■ Stated exercise ■
From the listing below, copy every line with the word "degree".

"""

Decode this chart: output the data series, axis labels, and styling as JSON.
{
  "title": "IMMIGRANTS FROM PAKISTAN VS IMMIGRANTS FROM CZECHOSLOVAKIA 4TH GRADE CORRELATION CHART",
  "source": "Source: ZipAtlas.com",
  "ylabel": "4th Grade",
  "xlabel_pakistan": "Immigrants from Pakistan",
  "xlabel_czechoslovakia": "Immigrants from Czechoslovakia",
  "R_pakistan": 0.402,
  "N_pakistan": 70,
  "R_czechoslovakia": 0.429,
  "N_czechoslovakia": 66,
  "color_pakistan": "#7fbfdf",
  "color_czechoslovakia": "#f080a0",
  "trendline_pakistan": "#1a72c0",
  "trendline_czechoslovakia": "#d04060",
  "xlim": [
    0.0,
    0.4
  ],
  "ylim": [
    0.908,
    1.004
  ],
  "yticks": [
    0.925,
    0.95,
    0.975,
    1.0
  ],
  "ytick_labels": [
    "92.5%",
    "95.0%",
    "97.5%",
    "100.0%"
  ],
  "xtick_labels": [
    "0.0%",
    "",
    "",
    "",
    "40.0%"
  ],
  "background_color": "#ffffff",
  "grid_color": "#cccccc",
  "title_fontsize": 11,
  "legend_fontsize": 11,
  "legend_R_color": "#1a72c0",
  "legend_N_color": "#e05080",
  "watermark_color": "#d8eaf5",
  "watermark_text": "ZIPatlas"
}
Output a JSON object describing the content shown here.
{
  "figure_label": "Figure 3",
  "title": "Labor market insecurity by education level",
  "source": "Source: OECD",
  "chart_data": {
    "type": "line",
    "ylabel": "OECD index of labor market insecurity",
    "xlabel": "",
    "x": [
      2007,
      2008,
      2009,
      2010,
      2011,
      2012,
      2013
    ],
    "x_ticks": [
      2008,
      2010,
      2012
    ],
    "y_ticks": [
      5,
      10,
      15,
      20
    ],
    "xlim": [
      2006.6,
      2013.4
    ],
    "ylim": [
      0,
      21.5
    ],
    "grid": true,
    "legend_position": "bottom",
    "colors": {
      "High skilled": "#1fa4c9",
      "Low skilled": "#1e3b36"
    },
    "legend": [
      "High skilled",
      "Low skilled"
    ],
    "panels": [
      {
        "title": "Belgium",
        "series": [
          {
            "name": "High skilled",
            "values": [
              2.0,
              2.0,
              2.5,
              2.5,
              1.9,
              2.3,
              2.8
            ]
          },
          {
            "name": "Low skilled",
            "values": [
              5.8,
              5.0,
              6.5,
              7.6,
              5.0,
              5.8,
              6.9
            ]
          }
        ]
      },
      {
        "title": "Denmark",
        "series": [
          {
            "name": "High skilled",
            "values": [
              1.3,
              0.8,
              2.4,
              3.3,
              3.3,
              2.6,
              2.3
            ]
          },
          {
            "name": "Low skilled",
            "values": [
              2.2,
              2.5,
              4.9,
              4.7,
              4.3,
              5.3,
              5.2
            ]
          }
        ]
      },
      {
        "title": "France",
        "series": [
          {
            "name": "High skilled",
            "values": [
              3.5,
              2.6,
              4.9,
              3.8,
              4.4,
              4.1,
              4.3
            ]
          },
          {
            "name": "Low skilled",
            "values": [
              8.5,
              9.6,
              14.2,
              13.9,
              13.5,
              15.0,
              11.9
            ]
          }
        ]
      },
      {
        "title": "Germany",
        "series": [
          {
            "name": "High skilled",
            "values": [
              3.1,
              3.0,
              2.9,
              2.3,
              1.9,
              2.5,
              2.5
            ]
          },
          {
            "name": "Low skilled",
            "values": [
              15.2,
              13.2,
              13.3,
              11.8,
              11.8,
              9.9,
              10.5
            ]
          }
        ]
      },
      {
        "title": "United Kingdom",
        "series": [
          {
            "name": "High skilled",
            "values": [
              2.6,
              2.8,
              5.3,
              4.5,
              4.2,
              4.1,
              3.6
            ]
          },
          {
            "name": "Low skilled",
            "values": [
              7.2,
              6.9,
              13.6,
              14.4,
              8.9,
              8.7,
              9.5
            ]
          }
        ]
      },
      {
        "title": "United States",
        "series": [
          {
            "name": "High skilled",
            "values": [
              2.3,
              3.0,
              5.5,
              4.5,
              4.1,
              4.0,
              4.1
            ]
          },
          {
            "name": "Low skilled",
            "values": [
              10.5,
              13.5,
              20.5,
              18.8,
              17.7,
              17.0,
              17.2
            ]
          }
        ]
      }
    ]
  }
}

"""
"""

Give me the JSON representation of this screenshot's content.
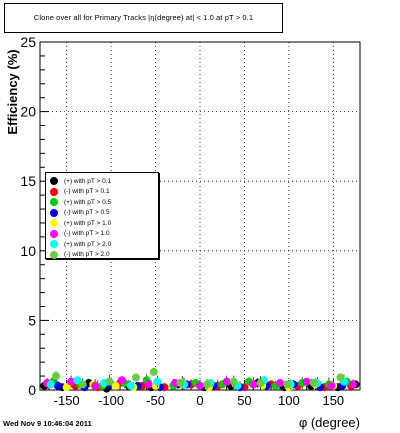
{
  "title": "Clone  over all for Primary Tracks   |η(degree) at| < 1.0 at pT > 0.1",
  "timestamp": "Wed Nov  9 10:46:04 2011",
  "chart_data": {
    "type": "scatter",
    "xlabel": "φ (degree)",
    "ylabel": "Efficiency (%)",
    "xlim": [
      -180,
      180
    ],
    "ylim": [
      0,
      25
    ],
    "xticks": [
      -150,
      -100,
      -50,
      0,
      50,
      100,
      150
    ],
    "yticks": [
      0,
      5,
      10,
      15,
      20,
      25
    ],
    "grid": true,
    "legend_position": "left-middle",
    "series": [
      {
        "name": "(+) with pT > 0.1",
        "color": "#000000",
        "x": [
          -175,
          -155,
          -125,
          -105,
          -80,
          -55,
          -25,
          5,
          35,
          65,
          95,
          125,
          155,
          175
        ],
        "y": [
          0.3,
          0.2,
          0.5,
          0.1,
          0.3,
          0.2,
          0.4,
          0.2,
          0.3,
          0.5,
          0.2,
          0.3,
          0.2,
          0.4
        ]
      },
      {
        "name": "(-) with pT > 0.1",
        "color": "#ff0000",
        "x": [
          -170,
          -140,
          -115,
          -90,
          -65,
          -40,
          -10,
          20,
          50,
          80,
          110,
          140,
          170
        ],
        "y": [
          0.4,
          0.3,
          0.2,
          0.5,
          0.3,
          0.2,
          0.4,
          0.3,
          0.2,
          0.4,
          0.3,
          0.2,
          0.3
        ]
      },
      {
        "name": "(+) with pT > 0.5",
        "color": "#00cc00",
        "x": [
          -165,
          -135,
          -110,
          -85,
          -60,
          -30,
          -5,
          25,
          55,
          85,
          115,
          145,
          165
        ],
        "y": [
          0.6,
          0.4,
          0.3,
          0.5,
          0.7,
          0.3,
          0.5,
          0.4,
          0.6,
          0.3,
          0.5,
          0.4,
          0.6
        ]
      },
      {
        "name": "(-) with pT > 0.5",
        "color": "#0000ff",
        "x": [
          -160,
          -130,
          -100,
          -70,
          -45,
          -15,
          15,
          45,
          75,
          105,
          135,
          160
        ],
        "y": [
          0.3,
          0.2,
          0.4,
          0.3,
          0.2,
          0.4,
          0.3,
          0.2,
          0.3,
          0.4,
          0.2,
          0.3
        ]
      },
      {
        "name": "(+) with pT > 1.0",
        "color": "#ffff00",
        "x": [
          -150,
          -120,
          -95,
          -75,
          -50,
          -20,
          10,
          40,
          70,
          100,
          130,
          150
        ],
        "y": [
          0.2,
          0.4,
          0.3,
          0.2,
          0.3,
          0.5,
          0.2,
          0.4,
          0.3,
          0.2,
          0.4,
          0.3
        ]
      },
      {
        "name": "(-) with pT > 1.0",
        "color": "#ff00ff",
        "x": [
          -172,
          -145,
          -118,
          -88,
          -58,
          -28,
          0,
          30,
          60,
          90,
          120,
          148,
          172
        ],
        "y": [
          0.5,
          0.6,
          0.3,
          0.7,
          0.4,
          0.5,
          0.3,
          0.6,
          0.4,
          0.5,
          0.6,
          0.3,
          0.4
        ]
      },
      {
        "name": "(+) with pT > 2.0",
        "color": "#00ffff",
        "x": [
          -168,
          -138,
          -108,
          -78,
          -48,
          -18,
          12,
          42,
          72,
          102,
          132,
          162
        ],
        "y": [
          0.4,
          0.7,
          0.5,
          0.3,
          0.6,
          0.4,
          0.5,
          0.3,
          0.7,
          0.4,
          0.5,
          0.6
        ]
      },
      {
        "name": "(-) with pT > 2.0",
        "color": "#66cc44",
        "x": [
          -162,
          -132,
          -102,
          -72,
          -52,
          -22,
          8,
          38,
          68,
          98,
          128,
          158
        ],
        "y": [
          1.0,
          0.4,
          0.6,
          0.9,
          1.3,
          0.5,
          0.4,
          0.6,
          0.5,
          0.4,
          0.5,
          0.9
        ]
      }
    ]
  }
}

"""

■ Answer ■
  "title": "Clone  over all for Primary Tracks   |η(degree) at| < 1.0 at pT > 0.1",
    "xlabel": "φ (degree)",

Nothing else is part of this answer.